WHAT IS REQUIRED:
Copy out the records word for word, starting at the line that contains "Decompose this screenshot" and ending after the line that contains "Text: 40kDa: 40kDa [74, 214, 103, 223]".

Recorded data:
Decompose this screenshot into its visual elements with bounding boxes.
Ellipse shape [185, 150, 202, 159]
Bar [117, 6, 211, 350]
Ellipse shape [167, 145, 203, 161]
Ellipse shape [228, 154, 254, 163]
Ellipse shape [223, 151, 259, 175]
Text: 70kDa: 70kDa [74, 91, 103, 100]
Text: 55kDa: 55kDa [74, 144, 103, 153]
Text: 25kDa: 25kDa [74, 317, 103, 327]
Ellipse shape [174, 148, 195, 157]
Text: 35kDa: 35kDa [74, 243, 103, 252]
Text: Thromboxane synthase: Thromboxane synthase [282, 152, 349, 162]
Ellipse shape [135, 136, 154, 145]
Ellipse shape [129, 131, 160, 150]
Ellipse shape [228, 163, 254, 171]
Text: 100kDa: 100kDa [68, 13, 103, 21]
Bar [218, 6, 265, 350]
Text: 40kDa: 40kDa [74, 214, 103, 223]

* * *

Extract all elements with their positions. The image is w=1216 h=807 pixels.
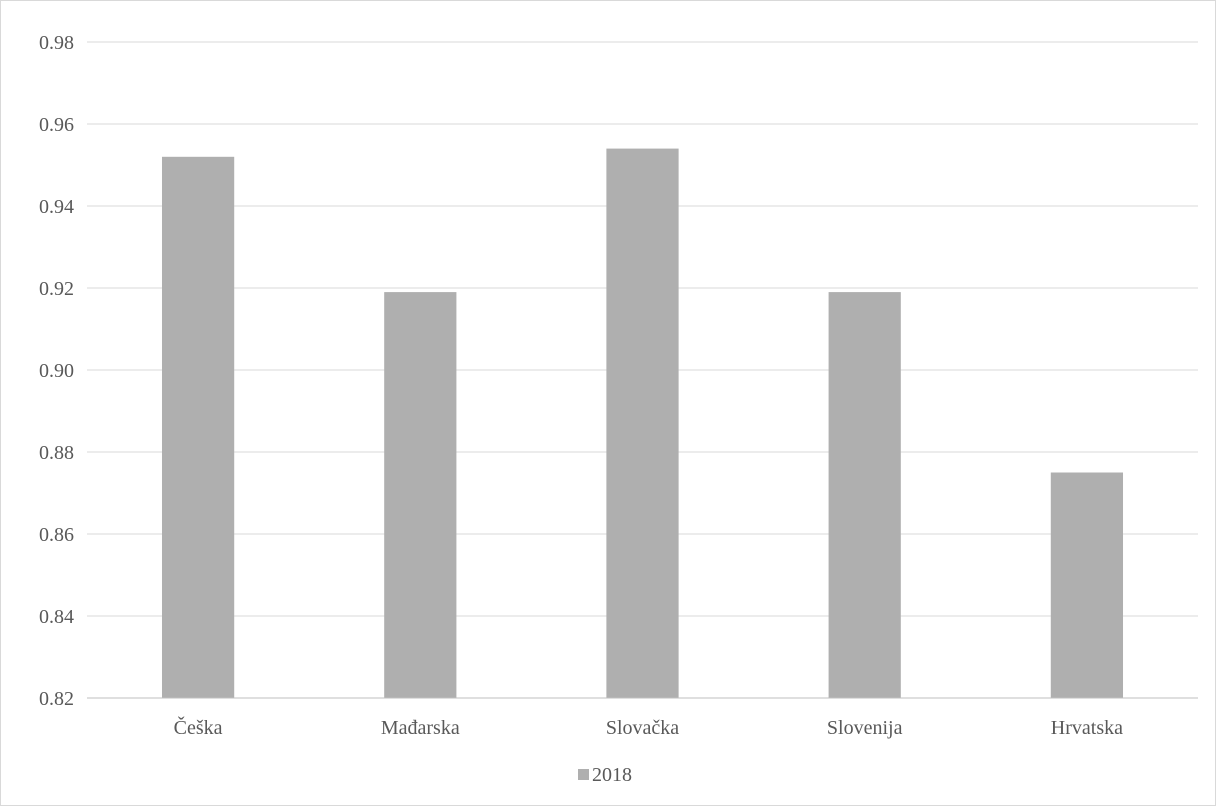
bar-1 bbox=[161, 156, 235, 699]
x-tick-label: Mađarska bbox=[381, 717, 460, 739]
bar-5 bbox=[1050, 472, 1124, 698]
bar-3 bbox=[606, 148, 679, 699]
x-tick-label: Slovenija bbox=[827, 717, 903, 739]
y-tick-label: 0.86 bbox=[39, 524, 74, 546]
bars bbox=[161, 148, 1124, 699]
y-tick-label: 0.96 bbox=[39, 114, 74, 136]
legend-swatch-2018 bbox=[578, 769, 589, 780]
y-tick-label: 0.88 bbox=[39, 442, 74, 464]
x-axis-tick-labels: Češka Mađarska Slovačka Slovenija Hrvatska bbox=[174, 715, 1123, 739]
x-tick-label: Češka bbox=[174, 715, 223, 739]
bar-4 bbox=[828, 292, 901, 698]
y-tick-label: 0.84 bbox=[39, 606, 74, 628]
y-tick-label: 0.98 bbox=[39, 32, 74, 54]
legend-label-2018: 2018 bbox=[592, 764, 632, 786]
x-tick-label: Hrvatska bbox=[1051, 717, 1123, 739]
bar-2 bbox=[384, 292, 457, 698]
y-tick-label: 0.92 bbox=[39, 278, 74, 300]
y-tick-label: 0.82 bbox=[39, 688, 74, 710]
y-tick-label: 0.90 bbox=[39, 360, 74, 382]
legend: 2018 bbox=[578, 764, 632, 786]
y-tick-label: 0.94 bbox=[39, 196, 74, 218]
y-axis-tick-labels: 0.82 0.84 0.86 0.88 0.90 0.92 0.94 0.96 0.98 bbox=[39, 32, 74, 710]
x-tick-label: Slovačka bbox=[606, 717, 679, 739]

==

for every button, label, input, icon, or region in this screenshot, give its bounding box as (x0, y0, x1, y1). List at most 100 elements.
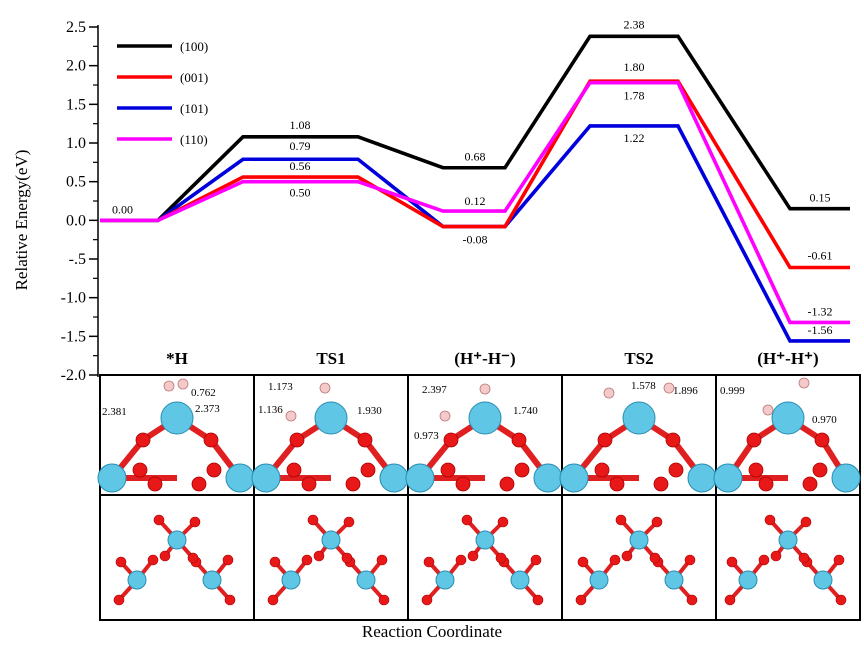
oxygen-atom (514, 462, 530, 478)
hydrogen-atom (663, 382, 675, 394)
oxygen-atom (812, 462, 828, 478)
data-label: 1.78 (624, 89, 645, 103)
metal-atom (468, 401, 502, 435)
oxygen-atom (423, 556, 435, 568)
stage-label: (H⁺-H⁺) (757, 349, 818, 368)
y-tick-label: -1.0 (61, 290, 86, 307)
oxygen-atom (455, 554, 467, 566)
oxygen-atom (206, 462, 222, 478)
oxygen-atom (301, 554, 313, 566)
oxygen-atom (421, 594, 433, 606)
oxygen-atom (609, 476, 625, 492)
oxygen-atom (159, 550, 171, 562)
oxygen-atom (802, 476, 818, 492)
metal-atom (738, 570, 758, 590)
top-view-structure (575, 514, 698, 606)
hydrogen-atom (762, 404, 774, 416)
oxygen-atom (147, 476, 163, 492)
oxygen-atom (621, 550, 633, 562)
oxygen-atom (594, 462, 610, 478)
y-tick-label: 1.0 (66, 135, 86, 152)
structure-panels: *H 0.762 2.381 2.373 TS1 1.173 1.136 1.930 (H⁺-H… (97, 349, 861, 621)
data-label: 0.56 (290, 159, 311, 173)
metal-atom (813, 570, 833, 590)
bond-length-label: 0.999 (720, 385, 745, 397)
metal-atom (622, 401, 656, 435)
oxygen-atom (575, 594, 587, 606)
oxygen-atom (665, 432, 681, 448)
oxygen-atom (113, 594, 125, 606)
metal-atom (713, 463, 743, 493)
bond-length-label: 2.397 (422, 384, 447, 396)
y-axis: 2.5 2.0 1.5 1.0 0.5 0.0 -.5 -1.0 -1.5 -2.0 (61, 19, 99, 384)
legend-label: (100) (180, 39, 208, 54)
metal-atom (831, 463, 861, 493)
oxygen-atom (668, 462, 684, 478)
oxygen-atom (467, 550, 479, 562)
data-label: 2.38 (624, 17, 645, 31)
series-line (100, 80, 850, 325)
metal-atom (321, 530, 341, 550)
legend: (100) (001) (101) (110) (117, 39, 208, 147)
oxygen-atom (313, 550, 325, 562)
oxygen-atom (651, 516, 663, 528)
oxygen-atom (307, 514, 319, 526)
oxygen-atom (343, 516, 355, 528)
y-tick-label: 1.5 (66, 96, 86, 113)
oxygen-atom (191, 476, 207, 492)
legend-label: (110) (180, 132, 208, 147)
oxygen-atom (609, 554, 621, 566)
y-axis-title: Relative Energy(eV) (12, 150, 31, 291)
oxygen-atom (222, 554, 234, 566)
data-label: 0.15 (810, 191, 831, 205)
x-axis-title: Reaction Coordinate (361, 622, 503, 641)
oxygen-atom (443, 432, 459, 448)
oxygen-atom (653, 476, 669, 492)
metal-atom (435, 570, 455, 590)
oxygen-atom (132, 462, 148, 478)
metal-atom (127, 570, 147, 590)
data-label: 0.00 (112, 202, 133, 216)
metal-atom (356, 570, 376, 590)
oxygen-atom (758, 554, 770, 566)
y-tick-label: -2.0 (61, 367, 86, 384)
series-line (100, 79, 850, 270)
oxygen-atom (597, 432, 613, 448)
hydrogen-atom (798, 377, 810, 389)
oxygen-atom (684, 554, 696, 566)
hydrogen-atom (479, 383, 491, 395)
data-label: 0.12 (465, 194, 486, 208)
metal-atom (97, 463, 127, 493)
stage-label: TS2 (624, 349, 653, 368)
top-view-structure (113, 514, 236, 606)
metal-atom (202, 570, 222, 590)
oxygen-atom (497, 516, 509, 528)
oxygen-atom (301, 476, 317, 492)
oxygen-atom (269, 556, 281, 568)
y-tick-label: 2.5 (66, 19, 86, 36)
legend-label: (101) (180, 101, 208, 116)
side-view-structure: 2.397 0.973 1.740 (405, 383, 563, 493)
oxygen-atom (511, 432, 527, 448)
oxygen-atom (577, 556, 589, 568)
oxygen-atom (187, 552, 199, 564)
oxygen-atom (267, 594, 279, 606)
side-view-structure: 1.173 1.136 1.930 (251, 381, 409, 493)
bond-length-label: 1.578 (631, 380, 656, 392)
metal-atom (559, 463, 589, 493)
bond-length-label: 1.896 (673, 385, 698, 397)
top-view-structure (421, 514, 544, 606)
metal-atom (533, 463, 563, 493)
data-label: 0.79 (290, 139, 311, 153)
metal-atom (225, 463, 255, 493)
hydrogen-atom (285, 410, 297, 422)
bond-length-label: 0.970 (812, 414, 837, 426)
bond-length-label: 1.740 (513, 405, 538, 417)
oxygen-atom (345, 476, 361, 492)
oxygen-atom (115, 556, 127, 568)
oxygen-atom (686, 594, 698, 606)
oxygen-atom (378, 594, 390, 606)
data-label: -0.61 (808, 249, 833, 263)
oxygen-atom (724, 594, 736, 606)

WRITTEN REPLY:
Decompose this screenshot into its visual elements with bounding boxes.
Ellipse shape [185, 150, 202, 159]
Bar [117, 6, 211, 350]
Ellipse shape [167, 145, 203, 161]
Ellipse shape [228, 154, 254, 163]
Ellipse shape [223, 151, 259, 175]
Text: 70kDa: 70kDa [74, 91, 103, 100]
Text: 55kDa: 55kDa [74, 144, 103, 153]
Text: 25kDa: 25kDa [74, 317, 103, 327]
Ellipse shape [174, 148, 195, 157]
Text: 35kDa: 35kDa [74, 243, 103, 252]
Text: Thromboxane synthase: Thromboxane synthase [282, 152, 349, 162]
Ellipse shape [135, 136, 154, 145]
Ellipse shape [129, 131, 160, 150]
Ellipse shape [228, 163, 254, 171]
Text: 100kDa: 100kDa [68, 13, 103, 21]
Bar [218, 6, 265, 350]
Text: 40kDa: 40kDa [74, 214, 103, 223]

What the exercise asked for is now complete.